(Exercise 1):
Where and on what dates does the article on Maureen Dowd's award say NSNC's 2017 Annual Columnists Conference takes place?
(Exercise 2):
Name every book by Dowd that the article on Maureen Dowd's award mentions.

*** Text provided

Feisty, Fresh and Fascinating: NYT’s Maureen Dowd to Receive NSNC’s Highest Honor

By Lisa Smith Molinari
President
National Society of Newspaper Columnists
Lisa MolinariShe’s been called “an antagonist of the White House,” “an equal opportunity faultfinder,” and “a striking redhead with a deceptively kittenish demeanor,” among other things. But no matter what you call Pulitzer Prize-winning New York Times columnist Maureen Dowd, the fact is, she is one of the most interesting political commentators in America today.
Which is why NSNC is proud to announce that Dowd will be the 2017 winner of NSNC’s top honor – the Ernie Pyle Lifetime Achievement Award. Dowd will be at NSNC’s 2017 Annual Columnists Conference in Manchester, New Hampshire, June 8-11, to accept the award at the dinner event on Saturday night.
The youngest of five children in a working-class Irish-Catholic family, Dowd was born and raised in Washington, DC. She began her journalism career in 1974 as an editorial assistant for The Washington Star, where she later became a sports columnist, metropolitan reporter and feature writer. In 1983, she joined The New York Times as a metropolitan correspondent and then moved to The Times’s Washington bureau in 1986 to cover politics. She’s been an Op-Ed columnist for The Times since 1995, and in August 2014 she also became a writer for The New York Times Magazine.
Dowd has covered seven presidential campaigns, served as The Times’s White House correspondent, and written “On Washington,” a column for The New York Times Magazine. She is also the author of two best-selling books – “Bushworld” which covered the presidency and personality of George W. Bush, and “Are Men Necessary? When Sexes Collide,” a fascinating analysis of sexual politics.
Maureen Dowd

Maureen Dowd

Dowd’s latest bestseller, “The Year of Voting Dangerously: The Derangement of American Politics,” tries to make sense of the most recent Clinton-Trump Presidential race. As book reviewer Jim VandeHei put it, “Dowd surely captures the theater of our politics better than anyone else: The Clintons. The Trumps. The Obamas. The Bushes. She has been in their heads as long as they have been on our minds. She’s the establishment’s resident shrink.”

Although she runs in liberal circles, no politician or ideology is immune to Dowd’s scathing analysis. She is known for her frank criticisms of the Clintons, and the entry that won her the 1999 Pulitzer Prize for Commentary was a collection of columns about the Monica Lewinsky scandal.

******
*** Data provided

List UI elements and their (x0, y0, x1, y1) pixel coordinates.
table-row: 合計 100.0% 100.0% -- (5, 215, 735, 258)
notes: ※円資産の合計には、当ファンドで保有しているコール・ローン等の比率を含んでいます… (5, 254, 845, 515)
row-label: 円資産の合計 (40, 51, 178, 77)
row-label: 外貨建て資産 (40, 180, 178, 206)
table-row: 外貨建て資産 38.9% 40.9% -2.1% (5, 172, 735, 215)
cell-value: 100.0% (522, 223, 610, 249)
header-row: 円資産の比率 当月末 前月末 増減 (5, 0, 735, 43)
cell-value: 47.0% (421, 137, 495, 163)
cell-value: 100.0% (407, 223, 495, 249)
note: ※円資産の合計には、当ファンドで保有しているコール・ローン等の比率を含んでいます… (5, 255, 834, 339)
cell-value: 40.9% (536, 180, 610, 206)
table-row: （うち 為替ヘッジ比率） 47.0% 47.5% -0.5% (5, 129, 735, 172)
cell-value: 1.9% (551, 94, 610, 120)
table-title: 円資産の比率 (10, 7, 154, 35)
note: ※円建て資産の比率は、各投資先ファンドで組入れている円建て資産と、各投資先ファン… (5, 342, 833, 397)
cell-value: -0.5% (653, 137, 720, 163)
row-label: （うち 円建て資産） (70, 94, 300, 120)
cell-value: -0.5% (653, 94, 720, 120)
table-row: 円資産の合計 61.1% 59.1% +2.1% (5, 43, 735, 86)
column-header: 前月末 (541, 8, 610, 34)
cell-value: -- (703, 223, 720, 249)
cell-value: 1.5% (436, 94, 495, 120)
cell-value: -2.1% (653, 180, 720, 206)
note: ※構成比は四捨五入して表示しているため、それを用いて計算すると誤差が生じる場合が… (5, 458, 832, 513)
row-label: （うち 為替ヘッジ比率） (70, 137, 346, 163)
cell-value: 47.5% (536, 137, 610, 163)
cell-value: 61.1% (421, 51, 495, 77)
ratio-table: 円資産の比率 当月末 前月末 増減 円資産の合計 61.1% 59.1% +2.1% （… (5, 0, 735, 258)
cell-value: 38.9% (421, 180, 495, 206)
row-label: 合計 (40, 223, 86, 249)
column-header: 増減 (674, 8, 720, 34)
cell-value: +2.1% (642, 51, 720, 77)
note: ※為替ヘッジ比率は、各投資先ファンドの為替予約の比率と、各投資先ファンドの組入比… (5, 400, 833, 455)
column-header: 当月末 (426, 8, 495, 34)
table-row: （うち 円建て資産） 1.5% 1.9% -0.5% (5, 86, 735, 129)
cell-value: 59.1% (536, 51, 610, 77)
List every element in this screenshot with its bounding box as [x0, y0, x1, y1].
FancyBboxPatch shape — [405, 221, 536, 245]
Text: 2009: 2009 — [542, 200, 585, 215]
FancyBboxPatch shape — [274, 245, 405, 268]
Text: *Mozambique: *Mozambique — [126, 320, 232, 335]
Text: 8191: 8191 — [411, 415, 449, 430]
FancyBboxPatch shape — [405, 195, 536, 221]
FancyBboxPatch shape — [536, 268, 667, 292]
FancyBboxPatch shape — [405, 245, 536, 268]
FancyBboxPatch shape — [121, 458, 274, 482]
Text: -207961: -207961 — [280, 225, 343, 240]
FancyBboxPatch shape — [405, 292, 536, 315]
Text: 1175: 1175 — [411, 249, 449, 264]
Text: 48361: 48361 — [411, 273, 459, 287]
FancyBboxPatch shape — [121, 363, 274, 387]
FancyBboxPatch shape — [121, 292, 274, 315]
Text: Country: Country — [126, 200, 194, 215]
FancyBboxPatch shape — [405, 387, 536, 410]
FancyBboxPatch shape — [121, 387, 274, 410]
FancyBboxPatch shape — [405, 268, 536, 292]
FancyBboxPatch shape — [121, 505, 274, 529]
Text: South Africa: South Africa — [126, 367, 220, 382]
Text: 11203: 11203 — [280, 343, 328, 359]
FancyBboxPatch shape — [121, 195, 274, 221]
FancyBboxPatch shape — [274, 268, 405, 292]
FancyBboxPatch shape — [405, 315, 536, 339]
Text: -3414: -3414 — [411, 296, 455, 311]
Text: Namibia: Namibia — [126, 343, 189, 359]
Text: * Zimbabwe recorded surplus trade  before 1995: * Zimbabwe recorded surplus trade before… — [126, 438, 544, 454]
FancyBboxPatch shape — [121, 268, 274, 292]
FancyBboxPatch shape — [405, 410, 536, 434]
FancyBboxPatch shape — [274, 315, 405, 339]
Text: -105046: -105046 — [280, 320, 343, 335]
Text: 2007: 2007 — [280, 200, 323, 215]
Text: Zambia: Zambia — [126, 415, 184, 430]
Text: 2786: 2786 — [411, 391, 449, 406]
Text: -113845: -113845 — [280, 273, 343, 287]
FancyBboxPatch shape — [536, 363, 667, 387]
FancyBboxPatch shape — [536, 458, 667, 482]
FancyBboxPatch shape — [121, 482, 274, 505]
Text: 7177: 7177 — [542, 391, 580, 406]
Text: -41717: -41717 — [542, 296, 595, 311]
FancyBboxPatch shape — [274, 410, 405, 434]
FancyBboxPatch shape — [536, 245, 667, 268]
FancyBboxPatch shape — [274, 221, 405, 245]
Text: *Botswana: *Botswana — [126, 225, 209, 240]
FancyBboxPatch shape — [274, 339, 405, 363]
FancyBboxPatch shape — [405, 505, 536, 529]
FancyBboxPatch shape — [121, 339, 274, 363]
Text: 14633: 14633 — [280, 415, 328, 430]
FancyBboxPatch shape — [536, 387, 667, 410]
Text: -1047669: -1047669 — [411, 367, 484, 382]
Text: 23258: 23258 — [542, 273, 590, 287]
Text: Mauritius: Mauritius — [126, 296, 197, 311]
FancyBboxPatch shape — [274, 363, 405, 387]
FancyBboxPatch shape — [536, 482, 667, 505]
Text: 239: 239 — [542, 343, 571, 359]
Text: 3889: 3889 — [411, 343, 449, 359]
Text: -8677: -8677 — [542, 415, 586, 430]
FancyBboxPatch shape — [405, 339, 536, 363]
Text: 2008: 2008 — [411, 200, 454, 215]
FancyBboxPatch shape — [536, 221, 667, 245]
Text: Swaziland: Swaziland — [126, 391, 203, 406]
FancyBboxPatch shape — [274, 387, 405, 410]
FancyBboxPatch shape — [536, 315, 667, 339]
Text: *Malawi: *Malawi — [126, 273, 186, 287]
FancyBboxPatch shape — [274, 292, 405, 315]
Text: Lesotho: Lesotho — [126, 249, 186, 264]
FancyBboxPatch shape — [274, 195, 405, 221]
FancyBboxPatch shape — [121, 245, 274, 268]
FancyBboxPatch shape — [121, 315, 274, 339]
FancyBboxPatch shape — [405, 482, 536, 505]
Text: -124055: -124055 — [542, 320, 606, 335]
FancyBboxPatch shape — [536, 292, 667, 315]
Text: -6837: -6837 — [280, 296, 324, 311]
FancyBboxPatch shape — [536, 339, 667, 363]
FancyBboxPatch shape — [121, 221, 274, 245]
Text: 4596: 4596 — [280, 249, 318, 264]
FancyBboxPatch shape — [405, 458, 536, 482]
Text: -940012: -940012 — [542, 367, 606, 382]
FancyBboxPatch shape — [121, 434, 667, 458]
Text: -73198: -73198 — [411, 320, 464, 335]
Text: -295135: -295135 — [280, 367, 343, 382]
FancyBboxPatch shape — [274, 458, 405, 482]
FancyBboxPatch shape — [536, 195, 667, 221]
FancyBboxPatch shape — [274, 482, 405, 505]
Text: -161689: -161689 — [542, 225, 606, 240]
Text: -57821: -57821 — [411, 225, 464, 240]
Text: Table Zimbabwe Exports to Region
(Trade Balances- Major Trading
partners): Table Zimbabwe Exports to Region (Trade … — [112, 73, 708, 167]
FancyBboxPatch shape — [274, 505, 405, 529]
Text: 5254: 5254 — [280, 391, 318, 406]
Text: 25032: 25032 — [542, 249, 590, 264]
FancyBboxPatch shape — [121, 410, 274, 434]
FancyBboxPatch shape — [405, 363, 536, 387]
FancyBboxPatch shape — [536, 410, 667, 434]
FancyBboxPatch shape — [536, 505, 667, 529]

******

(Expected output 1):
Manchester, New Hampshire, June 8-11.

(Expected output 2):
"Bushworld"; "Are Men Necessary? When Sexes Collide"; "The Year of Voting Dangerously: The Derangement of American Politics"